Stated goal.
Sift the listing for lines that hold the string "sobre" and pull them out.

Data supplied.
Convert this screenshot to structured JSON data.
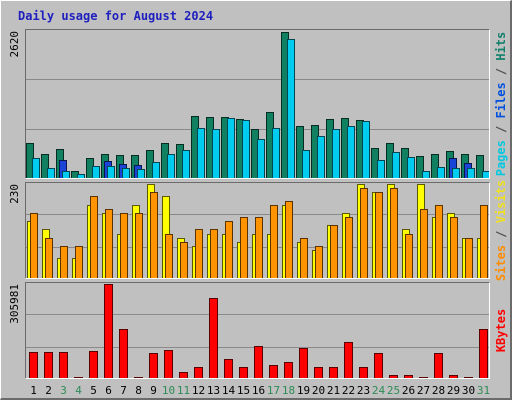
{
  "chart_data": {
    "type": "bar",
    "title": "Daily usage for August 2024",
    "categories": [
      "1",
      "2",
      "3",
      "4",
      "5",
      "6",
      "7",
      "8",
      "9",
      "10",
      "11",
      "12",
      "13",
      "14",
      "15",
      "16",
      "17",
      "18",
      "19",
      "20",
      "21",
      "22",
      "23",
      "24",
      "25",
      "26",
      "27",
      "28",
      "29",
      "30",
      "31"
    ],
    "weekend_days": [
      "3",
      "4",
      "10",
      "11",
      "17",
      "18",
      "24",
      "25",
      "31"
    ],
    "panels": [
      {
        "name": "pages-files-hits",
        "ymax_label": "2620",
        "ymax": 2620,
        "legend": [
          {
            "text": "Pages",
            "color": "#00c8e0"
          },
          {
            "text": " / ",
            "color": "#505050"
          },
          {
            "text": "Files",
            "color": "#0050e0"
          },
          {
            "text": " / ",
            "color": "#505050"
          },
          {
            "text": "Hits",
            "color": "#10806a"
          }
        ],
        "series": [
          {
            "name": "Hits",
            "color": "#108060",
            "values": [
              640,
              450,
              530,
              140,
              370,
              450,
              430,
              420,
              510,
              630,
              620,
              1110,
              1100,
              1090,
              1060,
              880,
              1190,
              2600,
              930,
              960,
              1060,
              1080,
              1040,
              550,
              640,
              540,
              400,
              440,
              490,
              440,
              420
            ]
          },
          {
            "name": "Files",
            "color": "#1a44d8",
            "values": [
              0,
              0,
              340,
              0,
              0,
              310,
              270,
              240,
              0,
              0,
              0,
              0,
              0,
              0,
              0,
              0,
              0,
              0,
              0,
              0,
              0,
              0,
              0,
              0,
              0,
              0,
              0,
              0,
              380,
              290,
              0
            ]
          },
          {
            "name": "Pages",
            "color": "#00ccf0",
            "values": [
              370,
              190,
              150,
              90,
              230,
              230,
              200,
              180,
              300,
              450,
              510,
              900,
              880,
              1080,
              1050,
              710,
              900,
              2480,
              510,
              770,
              890,
              930,
              1020,
              330,
              470,
              390,
              140,
              210,
              200,
              190,
              140
            ]
          }
        ]
      },
      {
        "name": "visits-sites",
        "ymax_label": "230",
        "ymax": 230,
        "legend": [
          {
            "text": "Sites",
            "color": "#ff8c00"
          },
          {
            "text": " / ",
            "color": "#505050"
          },
          {
            "text": "Visits",
            "color": "#f0e020"
          }
        ],
        "series": [
          {
            "name": "Visits",
            "color": "#ffff00",
            "values": [
              140,
              120,
              50,
              50,
              180,
              160,
              110,
              180,
              230,
              200,
              100,
              80,
              110,
              110,
              90,
              110,
              110,
              180,
              90,
              70,
              130,
              160,
              230,
              210,
              230,
              120,
              230,
              150,
              160,
              100,
              100
            ]
          },
          {
            "name": "Sites",
            "color": "#ff9400",
            "values": [
              160,
              100,
              80,
              80,
              200,
              170,
              160,
              160,
              210,
              110,
              90,
              120,
              120,
              140,
              150,
              150,
              180,
              190,
              100,
              80,
              130,
              150,
              220,
              210,
              220,
              110,
              170,
              180,
              150,
              100,
              180
            ]
          }
        ]
      },
      {
        "name": "kbytes",
        "ymax_label": "305981",
        "ymax": 305981,
        "legend": [
          {
            "text": "KBytes",
            "color": "#ff0000"
          }
        ],
        "series": [
          {
            "name": "KBytes",
            "color": "#ff0000",
            "values": [
              87000,
              87000,
              87000,
              8000,
              90000,
              305981,
              162000,
              8000,
              83000,
              95000,
              24000,
              38000,
              260000,
              65000,
              40000,
              106000,
              45000,
              56000,
              100000,
              38000,
              38000,
              120000,
              38000,
              83000,
              12000,
              12000,
              8000,
              84000,
              12000,
              8000,
              162000
            ]
          }
        ]
      }
    ]
  }
}
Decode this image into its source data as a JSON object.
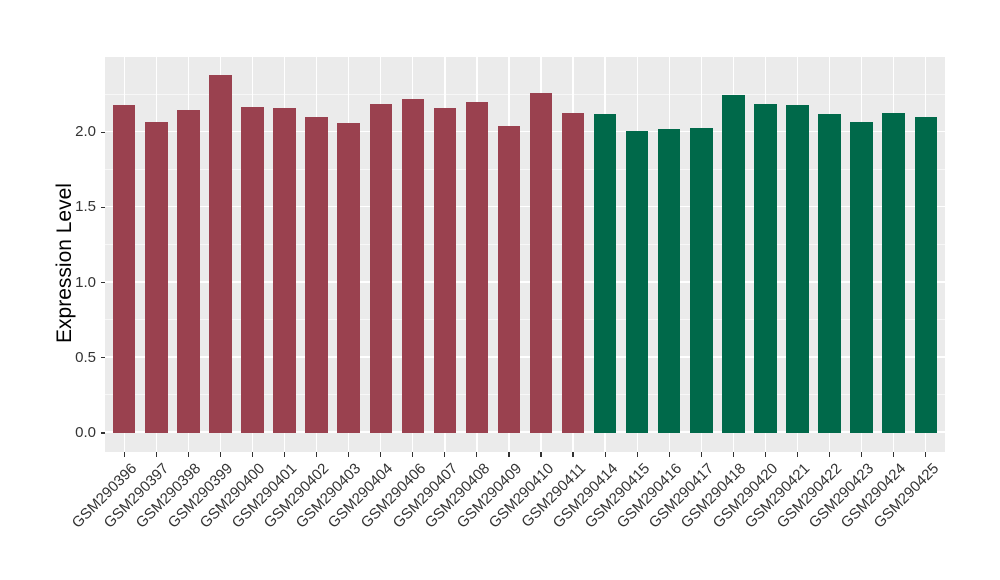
{
  "chart_data": {
    "type": "bar",
    "title": "",
    "xlabel": "",
    "ylabel": "Expression Level",
    "ylim": [
      0,
      2.5
    ],
    "yticks_major": [
      0.0,
      0.5,
      1.0,
      1.5,
      2.0
    ],
    "yticks_minor": [
      0.25,
      0.75,
      1.25,
      1.75,
      2.25
    ],
    "ytick_decimals": 1,
    "grid": "on",
    "legend": "none",
    "categories": [
      "GSM290396",
      "GSM290397",
      "GSM290398",
      "GSM290399",
      "GSM290400",
      "GSM290401",
      "GSM290402",
      "GSM290403",
      "GSM290404",
      "GSM290406",
      "GSM290407",
      "GSM290408",
      "GSM290409",
      "GSM290410",
      "GSM290411",
      "GSM290414",
      "GSM290415",
      "GSM290416",
      "GSM290417",
      "GSM290418",
      "GSM290420",
      "GSM290421",
      "GSM290422",
      "GSM290423",
      "GSM290424",
      "GSM290425"
    ],
    "values": [
      2.18,
      2.07,
      2.15,
      2.38,
      2.17,
      2.16,
      2.1,
      2.06,
      2.19,
      2.22,
      2.16,
      2.2,
      2.04,
      2.26,
      2.13,
      2.12,
      2.01,
      2.02,
      2.03,
      2.25,
      2.19,
      2.18,
      2.12,
      2.07,
      2.13,
      2.1
    ],
    "groups": [
      0,
      0,
      0,
      0,
      0,
      0,
      0,
      0,
      0,
      0,
      0,
      0,
      0,
      0,
      0,
      1,
      1,
      1,
      1,
      1,
      1,
      1,
      1,
      1,
      1,
      1
    ],
    "group_colors": [
      "#9A414F",
      "#00694A"
    ],
    "colors": {
      "panel_background": "#EBEBEB",
      "grid": "#FFFFFF",
      "tick_mark": "#333333",
      "axis_text": "#333333",
      "axis_title": "#000000",
      "figure_background": "#FFFFFF"
    }
  }
}
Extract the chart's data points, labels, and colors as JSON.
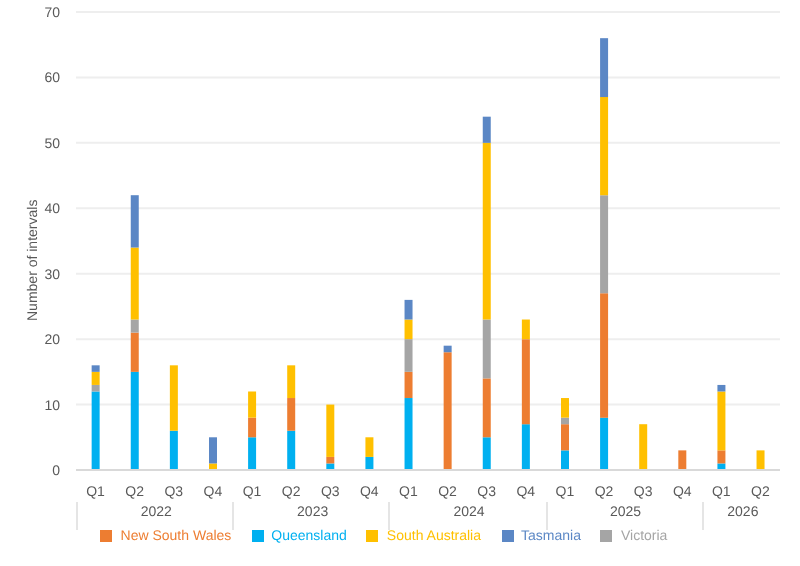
{
  "chart_data": {
    "type": "bar",
    "stacked": true,
    "ylabel": "Number of intervals",
    "categories": [
      "Q1",
      "Q2",
      "Q3",
      "Q4",
      "Q1",
      "Q2",
      "Q3",
      "Q4",
      "Q1",
      "Q2",
      "Q3",
      "Q4",
      "Q1",
      "Q2",
      "Q3",
      "Q4",
      "Q1",
      "Q2"
    ],
    "annotations": [
      "2022",
      "2023",
      "2024",
      "2025",
      "2026"
    ],
    "series": [
      {
        "name": "Queensland",
        "color": "#00b0f0",
        "values": [
          12,
          15,
          6,
          0,
          5,
          6,
          1,
          2,
          11,
          0,
          5,
          7,
          3,
          8,
          0,
          0,
          1,
          0
        ]
      },
      {
        "name": "New South Wales",
        "color": "#ed7d31",
        "values": [
          0,
          6,
          0,
          0,
          3,
          5,
          1,
          0,
          4,
          18,
          9,
          13,
          4,
          19,
          0,
          3,
          2,
          0
        ]
      },
      {
        "name": "Victoria",
        "color": "#a5a5a5",
        "values": [
          1,
          2,
          0,
          0,
          0,
          0,
          0,
          0,
          5,
          0,
          9,
          0,
          1,
          15,
          0,
          0,
          0,
          0
        ]
      },
      {
        "name": "South Australia",
        "color": "#ffc000",
        "values": [
          2,
          11,
          10,
          1,
          4,
          5,
          8,
          3,
          3,
          0,
          27,
          3,
          3,
          15,
          7,
          0,
          9,
          3
        ]
      },
      {
        "name": "Tasmania",
        "color": "#5b87c5",
        "values": [
          1,
          8,
          0,
          4,
          0,
          0,
          0,
          0,
          3,
          1,
          4,
          0,
          0,
          9,
          0,
          0,
          1,
          0
        ]
      }
    ],
    "ylim": [
      0,
      70
    ],
    "yticks": [
      0,
      10,
      20,
      30,
      40,
      50,
      60,
      70
    ],
    "grid": "y",
    "legend": "bottom"
  }
}
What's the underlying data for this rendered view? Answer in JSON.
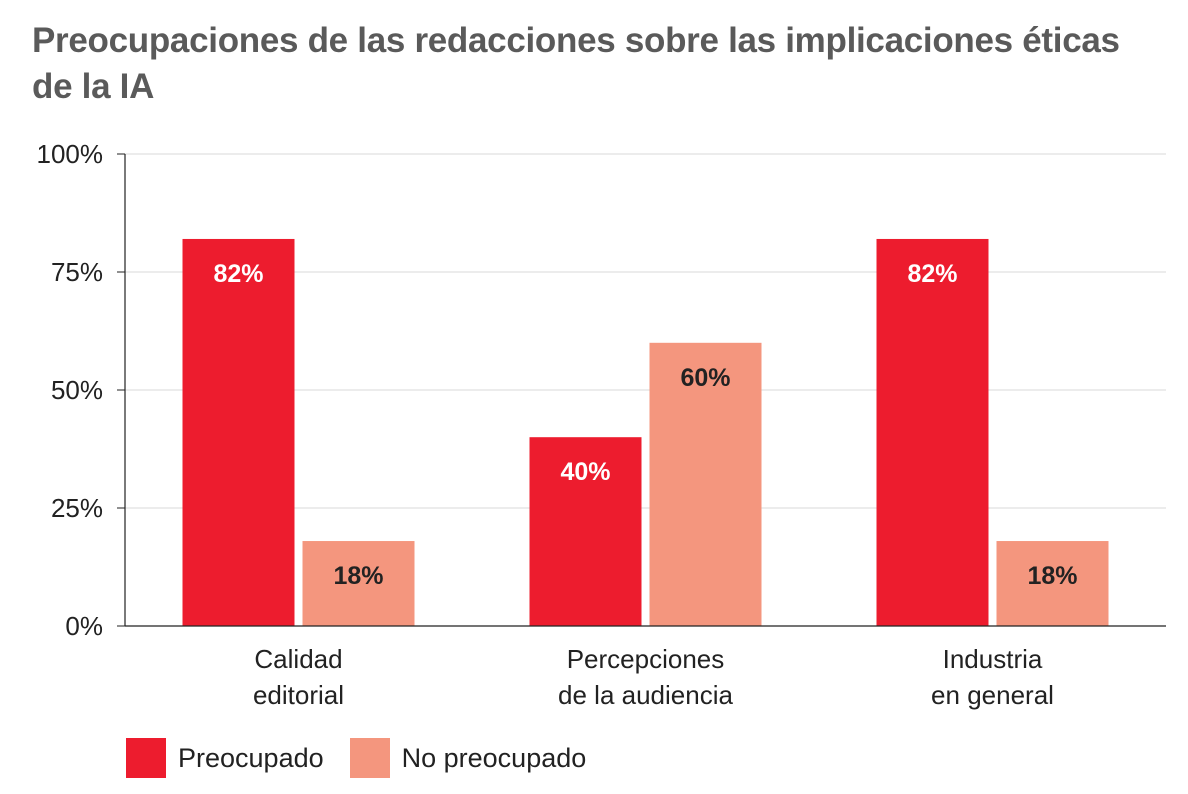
{
  "title": "Preocupaciones de las redacciones sobre las implicaciones éticas de la IA",
  "chart_data": {
    "type": "bar",
    "title": "Preocupaciones de las redacciones sobre las implicaciones éticas de la IA",
    "xlabel": "",
    "ylabel": "",
    "categories": [
      [
        "Calidad",
        "editorial"
      ],
      [
        "Percepciones",
        "de la audiencia"
      ],
      [
        "Industria",
        "en general"
      ]
    ],
    "series": [
      {
        "name": "Preocupado",
        "values": [
          82,
          40,
          82
        ],
        "labels": [
          "82%",
          "40%",
          "82%"
        ],
        "color": "#ed1c2e",
        "label_color": "#ffffff"
      },
      {
        "name": "No preocupado",
        "values": [
          18,
          60,
          18
        ],
        "labels": [
          "18%",
          "60%",
          "18%"
        ],
        "color": "#f4967e",
        "label_color": "#222222"
      }
    ],
    "ylim": [
      0,
      100
    ],
    "yticks": [
      0,
      25,
      50,
      75,
      100
    ],
    "ytick_labels": [
      "0%",
      "25%",
      "50%",
      "75%",
      "100%"
    ],
    "grid": true,
    "legend_position": "bottom-left"
  }
}
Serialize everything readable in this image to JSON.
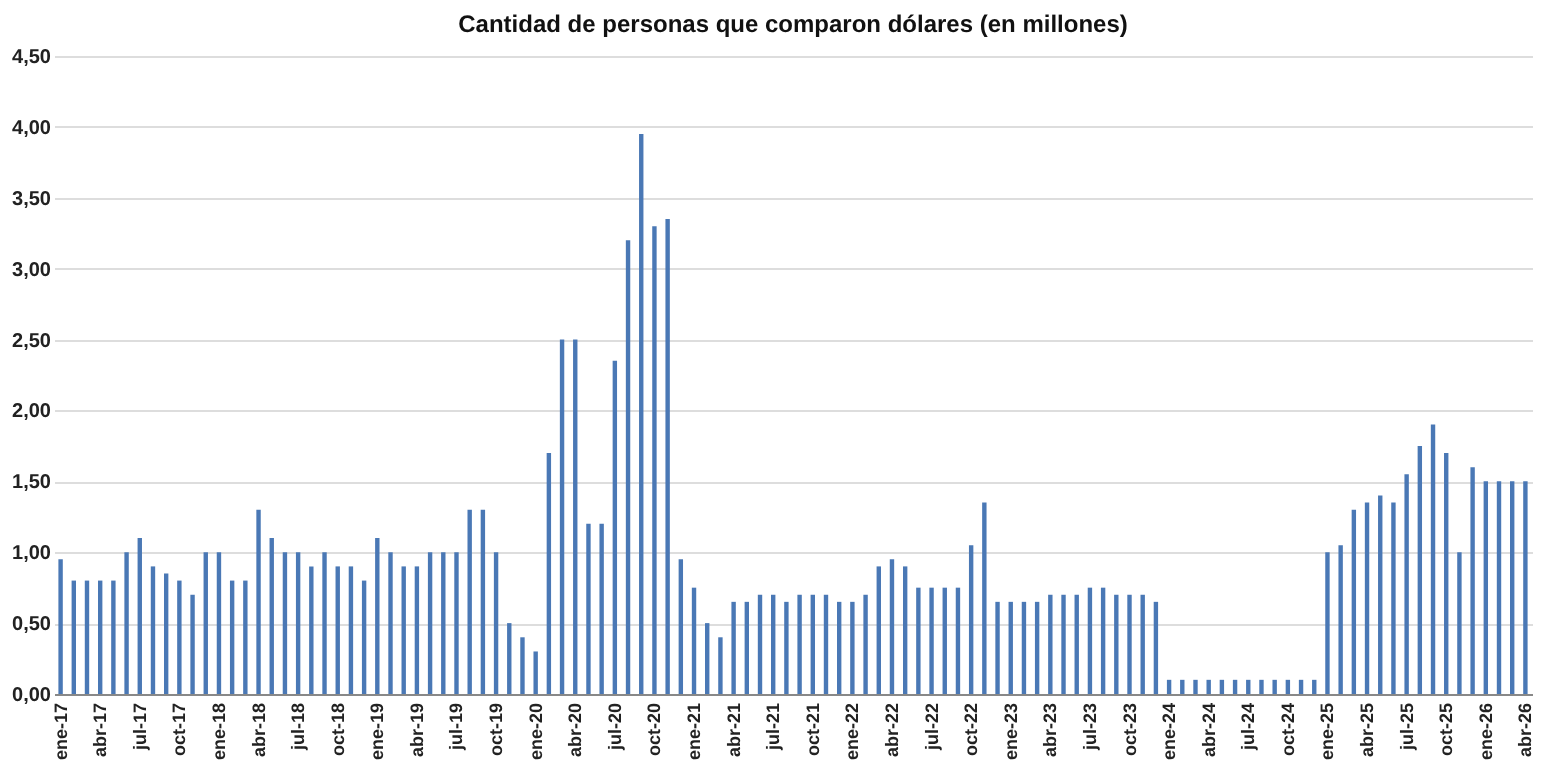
{
  "chart_data": {
    "type": "bar",
    "title": "Cantidad de personas que comparon dólares (en millones)",
    "categories": [
      "ene-17",
      null,
      null,
      "abr-17",
      null,
      null,
      "jul-17",
      null,
      null,
      "oct-17",
      null,
      null,
      "ene-18",
      null,
      null,
      "abr-18",
      null,
      null,
      "jul-18",
      null,
      null,
      "oct-18",
      null,
      null,
      "ene-19",
      null,
      null,
      "abr-19",
      null,
      null,
      "jul-19",
      null,
      null,
      "oct-19",
      null,
      null,
      "ene-20",
      null,
      null,
      "abr-20",
      null,
      null,
      "jul-20",
      null,
      null,
      "oct-20",
      null,
      null,
      "ene-21",
      null,
      null,
      "abr-21",
      null,
      null,
      "jul-21",
      null,
      null,
      "oct-21",
      null,
      null,
      "ene-22",
      null,
      null,
      "abr-22",
      null,
      null,
      "jul-22",
      null,
      null,
      "oct-22",
      null,
      null,
      "ene-23",
      null,
      null,
      "abr-23",
      null,
      null,
      "jul-23",
      null,
      null,
      "oct-23",
      null,
      null,
      "ene-24",
      null,
      null,
      "abr-24",
      null,
      null,
      "jul-24",
      null,
      null,
      "oct-24",
      null,
      null,
      "ene-25",
      null,
      null,
      "abr-25",
      null,
      null,
      "jul-25",
      null,
      null,
      "oct-25",
      null,
      null,
      "ene-26",
      null,
      null,
      "abr-26"
    ],
    "values": [
      0.95,
      0.8,
      0.8,
      0.8,
      0.8,
      1.0,
      1.1,
      0.9,
      0.85,
      0.8,
      0.7,
      1.0,
      1.0,
      0.8,
      0.8,
      1.3,
      1.1,
      1.0,
      1.0,
      0.9,
      1.0,
      0.9,
      0.9,
      0.8,
      1.1,
      1.0,
      0.9,
      0.9,
      1.0,
      1.0,
      1.0,
      1.3,
      1.3,
      1.0,
      0.5,
      0.4,
      0.3,
      1.7,
      2.5,
      2.5,
      1.2,
      1.2,
      2.35,
      3.2,
      3.95,
      3.3,
      3.35,
      0.95,
      0.75,
      0.5,
      0.4,
      0.65,
      0.65,
      0.7,
      0.7,
      0.65,
      0.7,
      0.7,
      0.7,
      0.65,
      0.65,
      0.7,
      0.9,
      0.95,
      0.9,
      0.75,
      0.75,
      0.75,
      0.75,
      1.05,
      1.35,
      0.65,
      0.65,
      0.65,
      0.65,
      0.7,
      0.7,
      0.7,
      0.75,
      0.75,
      0.7,
      0.7,
      0.7,
      0.65,
      0.1,
      0.1,
      0.1,
      0.1,
      0.1,
      0.1,
      0.1,
      0.1,
      0.1,
      0.1,
      0.1,
      0.1,
      1.0,
      1.05,
      1.3,
      1.35,
      1.4,
      1.35,
      1.55,
      1.75,
      1.9,
      1.7,
      1.0,
      1.6,
      1.5,
      1.5,
      1.5,
      1.5
    ],
    "color": "#4a78b5",
    "ylim": [
      0,
      4.5
    ],
    "yticks": [
      {
        "value": 0,
        "label": "0,00"
      },
      {
        "value": 0.5,
        "label": "0,50"
      },
      {
        "value": 1,
        "label": "1,00"
      },
      {
        "value": 1.5,
        "label": "1,50"
      },
      {
        "value": 2,
        "label": "2,00"
      },
      {
        "value": 2.5,
        "label": "2,50"
      },
      {
        "value": 3,
        "label": "3,00"
      },
      {
        "value": 3.5,
        "label": "3,50"
      },
      {
        "value": 4,
        "label": "4,00"
      },
      {
        "value": 4.5,
        "label": "4,50"
      }
    ],
    "grid": "y"
  }
}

Written answer.
  "title": "Preocupaciones de las redacciones sobre las implicaciones éticas de la IA",
    "title": "Preocupaciones de las redacciones sobre las implicaciones éticas de la IA",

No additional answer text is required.